> **Travail à faire**:
(1) Résumez en deux phrases l'extrait sur le prix des matières premières.
(2) Reprenez l'extrait sur le prix des matières premières là où il s'interrompt et prolongez-le à partir de sa dernière phrase.

Il y a, à la vérité, certains genres de manufactures dans lesquels la hausse nécessaire du prix réel des matières premières fait plus que compenser tous les avantages que les progrès de l’industrie peuvent introduire dans l’exécution de l’ouvrage. Dans les ouvrages de charpenterie et de menuiserie, et dans l’espèce la plus grossière de meubles en bois, la hausse nécessaire du prix réel du bois, résultant de l’amélioration de la terre, fera plus que compenser tous les avantages qu’on pourra retirer de la perfection des outils, de la plus grande dextérité de l’ouvrier, et de la division et de la distribution les plus convenables du travail.

Mais pour tous les ouvrages où le prix réel des matières premières ne hausse point ou ne hausse pas extrêmement, celui de la chose manufacturée baisse d’une manière considérable.

> **Données enregistrées**:
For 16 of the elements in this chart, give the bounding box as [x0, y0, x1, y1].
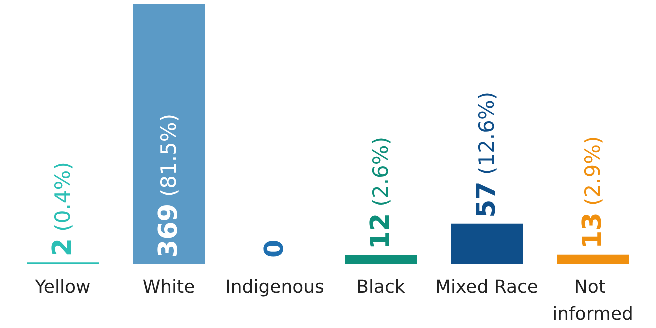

> **Réponses**:
(1) Dans certaines manufactures, comme la charpenterie, la menuiserie et les meubles en bois les plus grossiers, la hausse nécessaire du prix réel du bois, due à l'amélioration de la terre, fait plus que compenser les avantages tirés de la perfection des outils, de la dextérité de l'ouvrier et de la division du travail. En revanche, pour les ouvrages dont le prix réel des matières premières ne hausse pas ou peu, le prix de la chose manufacturée baisse considérablement.

(2)
Cette diminution de prix a été la plus remarquable, durant le cours de ce siècle et du précédent, dans les manufactures qui emploient les métaux grossiers. On aurait peut-être aujourd’hui pour 20 schellings un meilleur mouvement de montre que celui qu’on aurait payé 20 livres vers le milieu du siècle dernier. Quoique moindre que dans l’horlogerie, il y a eu aussi une grande réduction de prix, pendant la même période, dans les ouvrages de coutellerie et de serrurerie, dans tous les petits ustensiles faits de métaux grossiers et dans toutes ces marchandises connues communément sous le nom de quincaillerie de Birmingham et de Sheffield. Elle a été assez forte pour étonner les ouvriers de tous les autres endroits de l’Europe, qui, à l’égard de beaucoup d’articles, conviennent qu’ils ne pourraient pas faire d’aussi bon ouvrage pour le double ou même le triple du prix. Il n’y a peut-être pas de manufactures où l’on puisse porter aussi loin la division du travail et où les instruments qu’on emploie soient susceptibles d’être perfectionnés d’autant de manières différentes, que les manufactures dont les métaux grossiers sont la matière première.

  1. Ce mot florissant est employé, dans tout le cours de cet ouvrage, dans le sens qu’il semble présenter le plus naturellement, quoique le plus communément usité ; il signifie ici un état de croissance et de développement.